• Provided data:
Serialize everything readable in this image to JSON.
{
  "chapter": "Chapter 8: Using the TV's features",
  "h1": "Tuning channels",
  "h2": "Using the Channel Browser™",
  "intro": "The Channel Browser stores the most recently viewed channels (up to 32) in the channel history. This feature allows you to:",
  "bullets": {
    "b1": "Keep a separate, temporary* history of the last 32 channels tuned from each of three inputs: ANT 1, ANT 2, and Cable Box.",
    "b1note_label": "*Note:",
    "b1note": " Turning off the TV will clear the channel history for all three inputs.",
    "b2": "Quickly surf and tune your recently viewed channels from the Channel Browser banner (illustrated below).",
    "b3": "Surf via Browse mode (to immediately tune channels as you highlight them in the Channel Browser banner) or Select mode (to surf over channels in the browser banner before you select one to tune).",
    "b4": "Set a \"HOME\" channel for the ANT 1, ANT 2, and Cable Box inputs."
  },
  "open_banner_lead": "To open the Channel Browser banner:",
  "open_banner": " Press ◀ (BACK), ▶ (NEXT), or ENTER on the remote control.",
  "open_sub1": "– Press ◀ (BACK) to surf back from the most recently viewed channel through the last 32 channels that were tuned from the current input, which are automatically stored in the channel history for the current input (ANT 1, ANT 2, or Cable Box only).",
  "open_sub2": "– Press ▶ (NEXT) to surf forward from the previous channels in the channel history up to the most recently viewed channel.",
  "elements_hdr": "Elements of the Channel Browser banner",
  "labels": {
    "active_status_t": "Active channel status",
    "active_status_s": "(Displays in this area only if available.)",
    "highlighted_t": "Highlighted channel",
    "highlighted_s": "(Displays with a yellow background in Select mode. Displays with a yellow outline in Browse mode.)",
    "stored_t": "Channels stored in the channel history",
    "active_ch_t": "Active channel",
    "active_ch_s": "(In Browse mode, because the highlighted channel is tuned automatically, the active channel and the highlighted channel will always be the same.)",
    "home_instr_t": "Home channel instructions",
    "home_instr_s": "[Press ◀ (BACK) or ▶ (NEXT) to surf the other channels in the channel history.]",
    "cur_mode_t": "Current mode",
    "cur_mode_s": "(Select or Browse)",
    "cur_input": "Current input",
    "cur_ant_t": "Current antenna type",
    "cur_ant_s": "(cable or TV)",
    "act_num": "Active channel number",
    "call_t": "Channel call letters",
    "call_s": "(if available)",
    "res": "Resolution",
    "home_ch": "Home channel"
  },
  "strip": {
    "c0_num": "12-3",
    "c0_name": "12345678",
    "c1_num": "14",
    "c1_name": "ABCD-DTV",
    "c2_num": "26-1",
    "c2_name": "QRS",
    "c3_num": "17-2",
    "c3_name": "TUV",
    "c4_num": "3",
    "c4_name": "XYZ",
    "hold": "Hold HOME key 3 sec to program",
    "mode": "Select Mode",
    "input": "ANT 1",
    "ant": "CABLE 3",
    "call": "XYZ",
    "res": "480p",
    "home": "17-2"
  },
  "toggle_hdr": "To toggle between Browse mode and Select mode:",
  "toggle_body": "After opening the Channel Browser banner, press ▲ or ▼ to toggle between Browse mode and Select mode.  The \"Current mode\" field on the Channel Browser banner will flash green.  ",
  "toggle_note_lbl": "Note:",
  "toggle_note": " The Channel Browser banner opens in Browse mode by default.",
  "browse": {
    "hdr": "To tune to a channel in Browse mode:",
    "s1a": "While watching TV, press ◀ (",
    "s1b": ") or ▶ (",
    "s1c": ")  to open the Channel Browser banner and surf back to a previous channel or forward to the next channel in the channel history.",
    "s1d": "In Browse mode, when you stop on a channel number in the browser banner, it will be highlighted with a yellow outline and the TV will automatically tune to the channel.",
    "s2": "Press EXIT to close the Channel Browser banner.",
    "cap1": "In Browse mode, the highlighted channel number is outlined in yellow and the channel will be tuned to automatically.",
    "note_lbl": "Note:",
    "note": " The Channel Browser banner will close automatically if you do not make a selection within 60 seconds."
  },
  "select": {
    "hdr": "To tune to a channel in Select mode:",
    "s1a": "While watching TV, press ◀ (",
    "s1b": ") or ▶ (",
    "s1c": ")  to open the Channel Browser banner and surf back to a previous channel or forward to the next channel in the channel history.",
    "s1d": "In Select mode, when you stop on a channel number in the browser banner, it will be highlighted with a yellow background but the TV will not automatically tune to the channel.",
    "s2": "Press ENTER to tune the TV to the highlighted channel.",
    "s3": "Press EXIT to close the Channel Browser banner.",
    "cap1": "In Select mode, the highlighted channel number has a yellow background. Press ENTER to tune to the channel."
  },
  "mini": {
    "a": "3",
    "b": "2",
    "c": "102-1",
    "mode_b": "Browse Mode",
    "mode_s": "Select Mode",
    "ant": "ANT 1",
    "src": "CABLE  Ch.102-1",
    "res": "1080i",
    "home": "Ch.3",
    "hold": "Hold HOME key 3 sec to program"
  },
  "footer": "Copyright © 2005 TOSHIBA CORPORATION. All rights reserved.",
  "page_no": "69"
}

• Instructions for the task: Nothing should be left out: return all of the records exactly.

• Answer to this exercise:
Serialize everything readable in this image to JSON.
{
  "chapter": "Chapter 8: Using the TV's features",
  "h1": "Tuning channels",
  "h2": "Using the Channel Browser™",
  "intro": "The Channel Browser stores the most recently viewed channels (up to 32) in the channel history. This feature allows you to:",
  "bullets": {
    "b1": "Keep a separate, temporary* history of the last 32 channels tuned from each of three inputs: ANT 1, ANT 2, and Cable Box.",
    "b1note_label": "*Note:",
    "b1note": " Turning off the TV will clear the channel history for all three inputs.",
    "b2": "Quickly surf and tune your recently viewed channels from the Channel Browser banner (illustrated below).",
    "b3": "Surf via Browse mode (to immediately tune channels as you highlight them in the Channel Browser banner) or Select mode (to surf over channels in the browser banner before you select one to tune).",
    "b4": "Set a \"HOME\" channel for the ANT 1, ANT 2, and Cable Box inputs."
  },
  "open_banner_lead": "To open the Channel Browser banner:",
  "open_banner": " Press ◀ (BACK), ▶ (NEXT), or ENTER on the remote control.",
  "open_sub1": "– Press ◀ (BACK) to surf back from the most recently viewed channel through the last 32 channels that were tuned from the current input, which are automatically stored in the channel history for the current input (ANT 1, ANT 2, or Cable Box only).",
  "open_sub2": "– Press ▶ (NEXT) to surf forward from the previous channels in the channel history up to the most recently viewed channel.",
  "elements_hdr": "Elements of the Channel Browser banner",
  "labels": {
    "active_status_t": "Active channel status",
    "active_status_s": "(Displays in this area only if available.)",
    "highlighted_t": "Highlighted channel",
    "highlighted_s": "(Displays with a yellow background in Select mode. Displays with a yellow outline in Browse mode.)",
    "stored_t": "Channels stored in the channel history",
    "active_ch_t": "Active channel",
    "active_ch_s": "(In Browse mode, because the highlighted channel is tuned automatically, the active channel and the highlighted channel will always be the same.)",
    "home_instr_t": "Home channel instructions",
    "home_instr_s": "[Press ◀ (BACK) or ▶ (NEXT) to surf the other channels in the channel history.]",
    "cur_mode_t": "Current mode",
    "cur_mode_s": "(Select or Browse)",
    "cur_input": "Current input",
    "cur_ant_t": "Current antenna type",
    "cur_ant_s": "(cable or TV)",
    "act_num": "Active channel number",
    "call_t": "Channel call letters",
    "call_s": "(if available)",
    "res": "Resolution",
    "home_ch": "Home channel"
  },
  "strip": {
    "c0_num": "12-3",
    "c0_name": "12345678",
    "c1_num": "14",
    "c1_name": "ABCD-DTV",
    "c2_num": "26-1",
    "c2_name": "QRS",
    "c3_num": "17-2",
    "c3_name": "TUV",
    "c4_num": "3",
    "c4_name": "XYZ",
    "hold": "Hold HOME key 3 sec to program",
    "mode": "Select Mode",
    "input": "ANT 1",
    "ant": "CABLE 3",
    "call": "XYZ",
    "res": "480p",
    "home": "17-2"
  },
  "toggle_hdr": "To toggle between Browse mode and Select mode:",
  "toggle_body": "After opening the Channel Browser banner, press ▲ or ▼ to toggle between Browse mode and Select mode.  The \"Current mode\" field on the Channel Browser banner will flash green.  ",
  "toggle_note_lbl": "Note:",
  "toggle_note": " The Channel Browser banner opens in Browse mode by default.",
  "browse": {
    "hdr": "To tune to a channel in Browse mode:",
    "s1a": "While watching TV, press ◀ (",
    "s1b": ") or ▶ (",
    "s1c": ")  to open the Channel Browser banner and surf back to a previous channel or forward to the next channel in the channel history.",
    "s1d": "In Browse mode, when you stop on a channel number in the browser banner, it will be highlighted with a yellow outline and the TV will automatically tune to the channel.",
    "s2": "Press EXIT to close the Channel Browser banner.",
    "cap1": "In Browse mode, the highlighted channel number is outlined in yellow and the channel will be tuned to automatically.",
    "note_lbl": "Note:",
    "note": " The Channel Browser banner will close automatically if you do not make a selection within 60 seconds."
  },
  "select": {
    "hdr": "To tune to a channel in Select mode:",
    "s1a": "While watching TV, press ◀ (",
    "s1b": ") or ▶ (",
    "s1c": ")  to open the Channel Browser banner and surf back to a previous channel or forward to the next channel in the channel history.",
    "s1d": "In Select mode, when you stop on a channel number in the browser banner, it will be highlighted with a yellow background but the TV will not automatically tune to the channel.",
    "s2": "Press ENTER to tune the TV to the highlighted channel.",
    "s3": "Press EXIT to close the Channel Browser banner.",
    "cap1": "In Select mode, the highlighted channel number has a yellow background. Press ENTER to tune to the channel."
  },
  "mini": {
    "a": "3",
    "b": "2",
    "c": "102-1",
    "mode_b": "Browse Mode",
    "mode_s": "Select Mode",
    "ant": "ANT 1",
    "src": "CABLE  Ch.102-1",
    "res": "1080i",
    "home": "Ch.3",
    "hold": "Hold HOME key 3 sec to program"
  },
  "footer": "Copyright © 2005 TOSHIBA CORPORATION. All rights reserved.",
  "page_no": "69"
}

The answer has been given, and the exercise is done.